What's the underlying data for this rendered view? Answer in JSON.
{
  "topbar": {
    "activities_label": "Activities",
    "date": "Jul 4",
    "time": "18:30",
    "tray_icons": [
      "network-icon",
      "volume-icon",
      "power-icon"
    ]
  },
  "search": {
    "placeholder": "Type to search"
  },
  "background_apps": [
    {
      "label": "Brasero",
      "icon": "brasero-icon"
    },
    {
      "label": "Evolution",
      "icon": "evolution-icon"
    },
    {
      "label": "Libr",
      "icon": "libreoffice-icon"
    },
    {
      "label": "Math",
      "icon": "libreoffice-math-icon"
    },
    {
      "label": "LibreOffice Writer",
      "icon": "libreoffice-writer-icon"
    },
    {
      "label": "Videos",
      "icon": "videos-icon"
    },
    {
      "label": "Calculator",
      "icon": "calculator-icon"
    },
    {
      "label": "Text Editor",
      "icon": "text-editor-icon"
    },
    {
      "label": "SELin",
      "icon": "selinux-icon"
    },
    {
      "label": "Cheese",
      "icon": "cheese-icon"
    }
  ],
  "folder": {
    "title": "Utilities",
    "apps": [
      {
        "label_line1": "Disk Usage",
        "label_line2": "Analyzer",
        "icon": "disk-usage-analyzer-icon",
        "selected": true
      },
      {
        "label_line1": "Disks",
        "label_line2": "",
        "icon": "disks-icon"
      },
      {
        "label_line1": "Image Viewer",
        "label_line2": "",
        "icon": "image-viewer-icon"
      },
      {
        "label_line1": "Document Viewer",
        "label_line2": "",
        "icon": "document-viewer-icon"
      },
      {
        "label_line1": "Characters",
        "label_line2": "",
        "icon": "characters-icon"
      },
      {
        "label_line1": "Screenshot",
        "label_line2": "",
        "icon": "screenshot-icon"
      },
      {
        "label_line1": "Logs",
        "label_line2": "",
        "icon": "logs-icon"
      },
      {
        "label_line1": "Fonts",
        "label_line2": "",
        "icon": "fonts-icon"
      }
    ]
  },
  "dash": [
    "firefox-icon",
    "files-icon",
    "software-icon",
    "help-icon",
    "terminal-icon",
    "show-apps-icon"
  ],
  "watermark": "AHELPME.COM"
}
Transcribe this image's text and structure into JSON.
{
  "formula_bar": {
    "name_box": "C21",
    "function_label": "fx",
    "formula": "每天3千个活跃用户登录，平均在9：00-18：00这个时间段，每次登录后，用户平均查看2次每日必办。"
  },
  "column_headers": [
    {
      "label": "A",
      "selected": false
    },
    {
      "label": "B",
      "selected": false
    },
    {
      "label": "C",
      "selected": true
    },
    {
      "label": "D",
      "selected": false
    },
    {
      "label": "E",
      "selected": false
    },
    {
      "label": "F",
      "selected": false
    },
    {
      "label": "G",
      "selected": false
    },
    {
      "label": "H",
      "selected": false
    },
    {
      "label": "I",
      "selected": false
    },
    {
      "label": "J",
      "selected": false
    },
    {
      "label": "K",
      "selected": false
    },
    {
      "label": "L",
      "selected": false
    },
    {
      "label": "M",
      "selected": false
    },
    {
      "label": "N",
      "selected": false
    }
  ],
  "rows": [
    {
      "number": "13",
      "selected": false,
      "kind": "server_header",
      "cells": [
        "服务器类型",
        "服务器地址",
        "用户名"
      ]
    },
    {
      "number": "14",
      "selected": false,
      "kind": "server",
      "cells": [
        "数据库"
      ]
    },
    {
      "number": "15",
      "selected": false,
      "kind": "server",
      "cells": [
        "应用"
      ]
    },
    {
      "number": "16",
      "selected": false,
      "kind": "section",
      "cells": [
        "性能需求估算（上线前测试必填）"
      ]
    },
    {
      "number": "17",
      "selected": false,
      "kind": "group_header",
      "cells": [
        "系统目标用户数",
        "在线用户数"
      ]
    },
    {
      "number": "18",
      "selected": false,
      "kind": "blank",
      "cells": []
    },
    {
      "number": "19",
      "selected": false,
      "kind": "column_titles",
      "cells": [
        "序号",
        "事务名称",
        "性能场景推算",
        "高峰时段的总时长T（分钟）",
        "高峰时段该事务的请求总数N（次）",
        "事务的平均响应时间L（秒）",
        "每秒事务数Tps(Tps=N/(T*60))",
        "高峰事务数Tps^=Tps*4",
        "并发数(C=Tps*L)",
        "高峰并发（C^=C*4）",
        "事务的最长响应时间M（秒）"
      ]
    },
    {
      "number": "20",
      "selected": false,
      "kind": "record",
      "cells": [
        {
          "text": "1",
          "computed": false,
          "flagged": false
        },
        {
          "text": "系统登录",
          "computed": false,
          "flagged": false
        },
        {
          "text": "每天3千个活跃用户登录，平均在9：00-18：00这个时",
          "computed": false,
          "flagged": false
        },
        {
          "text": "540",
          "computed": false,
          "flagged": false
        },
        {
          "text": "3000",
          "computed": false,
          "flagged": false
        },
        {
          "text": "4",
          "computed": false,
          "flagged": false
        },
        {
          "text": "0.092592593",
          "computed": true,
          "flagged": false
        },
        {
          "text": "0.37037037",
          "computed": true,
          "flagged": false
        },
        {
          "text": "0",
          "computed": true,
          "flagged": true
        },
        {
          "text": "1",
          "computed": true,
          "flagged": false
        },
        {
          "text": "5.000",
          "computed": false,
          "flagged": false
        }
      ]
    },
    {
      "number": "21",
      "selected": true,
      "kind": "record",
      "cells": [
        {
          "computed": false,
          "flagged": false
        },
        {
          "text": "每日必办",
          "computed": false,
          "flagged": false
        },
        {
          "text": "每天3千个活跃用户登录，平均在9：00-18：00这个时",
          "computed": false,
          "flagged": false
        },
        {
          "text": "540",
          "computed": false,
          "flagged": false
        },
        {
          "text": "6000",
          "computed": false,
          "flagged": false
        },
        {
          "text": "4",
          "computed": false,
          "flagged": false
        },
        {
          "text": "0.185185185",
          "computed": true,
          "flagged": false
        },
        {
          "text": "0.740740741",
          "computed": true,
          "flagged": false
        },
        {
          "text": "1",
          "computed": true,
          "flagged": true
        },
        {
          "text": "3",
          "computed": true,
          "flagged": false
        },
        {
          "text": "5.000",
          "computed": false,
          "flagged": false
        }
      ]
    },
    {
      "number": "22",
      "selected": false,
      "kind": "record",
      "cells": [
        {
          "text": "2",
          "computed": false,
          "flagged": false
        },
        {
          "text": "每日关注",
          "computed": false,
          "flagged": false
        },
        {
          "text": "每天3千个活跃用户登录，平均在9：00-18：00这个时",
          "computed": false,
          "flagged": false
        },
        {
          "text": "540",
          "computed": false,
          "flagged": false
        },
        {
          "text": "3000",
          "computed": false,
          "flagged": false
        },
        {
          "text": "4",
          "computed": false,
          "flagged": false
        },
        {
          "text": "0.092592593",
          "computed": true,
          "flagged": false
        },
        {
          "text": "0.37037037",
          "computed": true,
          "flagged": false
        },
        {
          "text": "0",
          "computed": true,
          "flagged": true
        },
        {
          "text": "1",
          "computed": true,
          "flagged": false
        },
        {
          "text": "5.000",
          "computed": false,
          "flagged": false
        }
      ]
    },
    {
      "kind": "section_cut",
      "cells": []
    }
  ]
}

» **Exercise directions**: Give the entries again in full, exactly as they are written.

» **Solution to this problem**:
What's the underlying data for this rendered view? Answer in JSON.
{
  "topbar": {
    "activities_label": "Activities",
    "date": "Jul 4",
    "time": "18:30",
    "tray_icons": [
      "network-icon",
      "volume-icon",
      "power-icon"
    ]
  },
  "search": {
    "placeholder": "Type to search"
  },
  "background_apps": [
    {
      "label": "Brasero",
      "icon": "brasero-icon"
    },
    {
      "label": "Evolution",
      "icon": "evolution-icon"
    },
    {
      "label": "Libr",
      "icon": "libreoffice-icon"
    },
    {
      "label": "Math",
      "icon": "libreoffice-math-icon"
    },
    {
      "label": "LibreOffice Writer",
      "icon": "libreoffice-writer-icon"
    },
    {
      "label": "Videos",
      "icon": "videos-icon"
    },
    {
      "label": "Calculator",
      "icon": "calculator-icon"
    },
    {
      "label": "Text Editor",
      "icon": "text-editor-icon"
    },
    {
      "label": "SELin",
      "icon": "selinux-icon"
    },
    {
      "label": "Cheese",
      "icon": "cheese-icon"
    }
  ],
  "folder": {
    "title": "Utilities",
    "apps": [
      {
        "label_line1": "Disk Usage",
        "label_line2": "Analyzer",
        "icon": "disk-usage-analyzer-icon",
        "selected": true
      },
      {
        "label_line1": "Disks",
        "label_line2": "",
        "icon": "disks-icon"
      },
      {
        "label_line1": "Image Viewer",
        "label_line2": "",
        "icon": "image-viewer-icon"
      },
      {
        "label_line1": "Document Viewer",
        "label_line2": "",
        "icon": "document-viewer-icon"
      },
      {
        "label_line1": "Characters",
        "label_line2": "",
        "icon": "characters-icon"
      },
      {
        "label_line1": "Screenshot",
        "label_line2": "",
        "icon": "screenshot-icon"
      },
      {
        "label_line1": "Logs",
        "label_line2": "",
        "icon": "logs-icon"
      },
      {
        "label_line1": "Fonts",
        "label_line2": "",
        "icon": "fonts-icon"
      }
    ]
  },
  "dash": [
    "firefox-icon",
    "files-icon",
    "software-icon",
    "help-icon",
    "terminal-icon",
    "show-apps-icon"
  ],
  "watermark": "AHELPME.COM"
}
Transcribe this image's text and structure into JSON.
{
  "formula_bar": {
    "name_box": "C21",
    "function_label": "fx",
    "formula": "每天3千个活跃用户登录，平均在9：00-18：00这个时间段，每次登录后，用户平均查看2次每日必办。"
  },
  "column_headers": [
    {
      "label": "A",
      "selected": false
    },
    {
      "label": "B",
      "selected": false
    },
    {
      "label": "C",
      "selected": true
    },
    {
      "label": "D",
      "selected": false
    },
    {
      "label": "E",
      "selected": false
    },
    {
      "label": "F",
      "selected": false
    },
    {
      "label": "G",
      "selected": false
    },
    {
      "label": "H",
      "selected": false
    },
    {
      "label": "I",
      "selected": false
    },
    {
      "label": "J",
      "selected": false
    },
    {
      "label": "K",
      "selected": false
    },
    {
      "label": "L",
      "selected": false
    },
    {
      "label": "M",
      "selected": false
    },
    {
      "label": "N",
      "selected": false
    }
  ],
  "rows": [
    {
      "number": "13",
      "selected": false,
      "kind": "server_header",
      "cells": [
        "服务器类型",
        "服务器地址",
        "用户名"
      ]
    },
    {
      "number": "14",
      "selected": false,
      "kind": "server",
      "cells": [
        "数据库"
      ]
    },
    {
      "number": "15",
      "selected": false,
      "kind": "server",
      "cells": [
        "应用"
      ]
    },
    {
      "number": "16",
      "selected": false,
      "kind": "section",
      "cells": [
        "性能需求估算（上线前测试必填）"
      ]
    },
    {
      "number": "17",
      "selected": false,
      "kind": "group_header",
      "cells": [
        "系统目标用户数",
        "在线用户数"
      ]
    },
    {
      "number": "18",
      "selected": false,
      "kind": "blank",
      "cells": []
    },
    {
      "number": "19",
      "selected": false,
      "kind": "column_titles",
      "cells": [
        "序号",
        "事务名称",
        "性能场景推算",
        "高峰时段的总时长T（分钟）",
        "高峰时段该事务的请求总数N（次）",
        "事务的平均响应时间L（秒）",
        "每秒事务数Tps(Tps=N/(T*60))",
        "高峰事务数Tps^=Tps*4",
        "并发数(C=Tps*L)",
        "高峰并发（C^=C*4）",
        "事务的最长响应时间M（秒）"
      ]
    },
    {
      "number": "20",
      "selected": false,
      "kind": "record",
      "cells": [
        {
          "text": "1",
          "computed": false,
          "flagged": false
        },
        {
          "text": "系统登录",
          "computed": false,
          "flagged": false
        },
        {
          "text": "每天3千个活跃用户登录，平均在9：00-18：00这个时",
          "computed": false,
          "flagged": false
        },
        {
          "text": "540",
          "computed": false,
          "flagged": false
        },
        {
          "text": "3000",
          "computed": false,
          "flagged": false
        },
        {
          "text": "4",
          "computed": false,
          "flagged": false
        },
        {
          "text": "0.092592593",
          "computed": true,
          "flagged": false
        },
        {
          "text": "0.37037037",
          "computed": true,
          "flagged": false
        },
        {
          "text": "0",
          "computed": true,
          "flagged": true
        },
        {
          "text": "1",
          "computed": true,
          "flagged": false
        },
        {
          "text": "5.000",
          "computed": false,
          "flagged": false
        }
      ]
    },
    {
      "number": "21",
      "selected": true,
      "kind": "record",
      "cells": [
        {
          "computed": false,
          "flagged": false
        },
        {
          "text": "每日必办",
          "computed": false,
          "flagged": false
        },
        {
          "text": "每天3千个活跃用户登录，平均在9：00-18：00这个时",
          "computed": false,
          "flagged": false
        },
        {
          "text": "540",
          "computed": false,
          "flagged": false
        },
        {
          "text": "6000",
          "computed": false,
          "flagged": false
        },
        {
          "text": "4",
          "computed": false,
          "flagged": false
        },
        {
          "text": "0.185185185",
          "computed": true,
          "flagged": false
        },
        {
          "text": "0.740740741",
          "computed": true,
          "flagged": false
        },
        {
          "text": "1",
          "computed": true,
          "flagged": true
        },
        {
          "text": "3",
          "computed": true,
          "flagged": false
        },
        {
          "text": "5.000",
          "computed": false,
          "flagged": false
        }
      ]
    },
    {
      "number": "22",
      "selected": false,
      "kind": "record",
      "cells": [
        {
          "text": "2",
          "computed": false,
          "flagged": false
        },
        {
          "text": "每日关注",
          "computed": false,
          "flagged": false
        },
        {
          "text": "每天3千个活跃用户登录，平均在9：00-18：00这个时",
          "computed": false,
          "flagged": false
        },
        {
          "text": "540",
          "computed": false,
          "flagged": false
        },
        {
          "text": "3000",
          "computed": false,
          "flagged": false
        },
        {
          "text": "4",
          "computed": false,
          "flagged": false
        },
        {
          "text": "0.092592593",
          "computed": true,
          "flagged": false
        },
        {
          "text": "0.37037037",
          "computed": true,
          "flagged": false
        },
        {
          "text": "0",
          "computed": true,
          "flagged": true
        },
        {
          "text": "1",
          "computed": true,
          "flagged": false
        },
        {
          "text": "5.000",
          "computed": false,
          "flagged": false
        }
      ]
    },
    {
      "kind": "section_cut",
      "cells": []
    }
  ]
}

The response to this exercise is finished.